**OBJECTIVE**
Report how many lines hold the word "today"; give nothing but the number.

--- MATERIAL SHOWN ---

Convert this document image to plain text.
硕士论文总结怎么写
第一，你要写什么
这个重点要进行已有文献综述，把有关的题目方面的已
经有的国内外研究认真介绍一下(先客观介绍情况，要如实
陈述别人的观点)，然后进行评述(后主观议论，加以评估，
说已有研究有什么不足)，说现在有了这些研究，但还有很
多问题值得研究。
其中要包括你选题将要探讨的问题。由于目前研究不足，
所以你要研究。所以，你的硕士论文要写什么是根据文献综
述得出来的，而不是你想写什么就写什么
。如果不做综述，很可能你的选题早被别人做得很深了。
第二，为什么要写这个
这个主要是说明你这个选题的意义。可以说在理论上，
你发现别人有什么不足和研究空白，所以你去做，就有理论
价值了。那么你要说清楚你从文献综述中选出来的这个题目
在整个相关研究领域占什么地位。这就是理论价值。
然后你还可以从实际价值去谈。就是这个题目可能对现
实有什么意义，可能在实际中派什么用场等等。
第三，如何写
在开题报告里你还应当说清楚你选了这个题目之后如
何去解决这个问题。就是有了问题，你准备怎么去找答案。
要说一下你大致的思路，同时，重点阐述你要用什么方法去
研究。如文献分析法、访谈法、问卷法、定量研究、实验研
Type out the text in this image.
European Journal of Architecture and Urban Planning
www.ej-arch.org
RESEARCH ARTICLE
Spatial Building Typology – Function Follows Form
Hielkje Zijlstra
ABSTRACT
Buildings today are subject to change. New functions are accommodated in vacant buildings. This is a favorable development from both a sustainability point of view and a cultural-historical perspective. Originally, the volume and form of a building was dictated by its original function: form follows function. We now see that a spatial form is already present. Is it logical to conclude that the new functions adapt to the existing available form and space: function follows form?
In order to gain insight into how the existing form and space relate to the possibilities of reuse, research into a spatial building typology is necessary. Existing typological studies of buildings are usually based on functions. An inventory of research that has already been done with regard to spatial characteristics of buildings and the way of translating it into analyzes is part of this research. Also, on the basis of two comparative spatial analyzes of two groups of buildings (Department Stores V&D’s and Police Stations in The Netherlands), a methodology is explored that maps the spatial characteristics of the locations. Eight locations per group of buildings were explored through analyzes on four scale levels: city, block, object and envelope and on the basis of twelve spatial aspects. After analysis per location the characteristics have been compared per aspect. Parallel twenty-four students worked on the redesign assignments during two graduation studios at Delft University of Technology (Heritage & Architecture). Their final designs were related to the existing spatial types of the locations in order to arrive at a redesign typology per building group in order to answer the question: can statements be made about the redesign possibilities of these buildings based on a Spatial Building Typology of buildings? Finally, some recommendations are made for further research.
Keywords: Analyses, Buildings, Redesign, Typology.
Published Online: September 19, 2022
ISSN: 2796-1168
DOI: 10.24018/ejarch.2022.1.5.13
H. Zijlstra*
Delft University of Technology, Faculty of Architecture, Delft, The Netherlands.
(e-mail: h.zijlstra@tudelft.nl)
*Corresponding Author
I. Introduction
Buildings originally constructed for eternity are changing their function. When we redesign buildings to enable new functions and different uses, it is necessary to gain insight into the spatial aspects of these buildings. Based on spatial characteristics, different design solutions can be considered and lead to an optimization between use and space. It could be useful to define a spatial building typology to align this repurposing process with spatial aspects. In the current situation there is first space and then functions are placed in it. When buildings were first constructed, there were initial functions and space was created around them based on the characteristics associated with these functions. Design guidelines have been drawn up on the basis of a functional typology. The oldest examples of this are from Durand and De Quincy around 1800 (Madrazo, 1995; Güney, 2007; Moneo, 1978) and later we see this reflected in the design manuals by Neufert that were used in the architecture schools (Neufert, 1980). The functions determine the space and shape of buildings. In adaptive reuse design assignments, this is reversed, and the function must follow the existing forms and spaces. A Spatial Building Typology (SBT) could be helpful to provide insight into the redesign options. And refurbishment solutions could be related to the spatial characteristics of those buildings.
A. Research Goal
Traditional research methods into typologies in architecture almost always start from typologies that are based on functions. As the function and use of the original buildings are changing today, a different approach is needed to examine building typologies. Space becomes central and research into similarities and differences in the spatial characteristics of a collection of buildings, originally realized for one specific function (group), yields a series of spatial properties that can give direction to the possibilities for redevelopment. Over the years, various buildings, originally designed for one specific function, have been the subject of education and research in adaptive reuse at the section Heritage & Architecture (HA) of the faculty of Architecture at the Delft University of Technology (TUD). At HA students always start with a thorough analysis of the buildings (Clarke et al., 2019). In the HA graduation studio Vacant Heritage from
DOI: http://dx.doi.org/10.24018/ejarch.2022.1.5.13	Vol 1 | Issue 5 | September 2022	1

---

**TASK SOLUTION**
2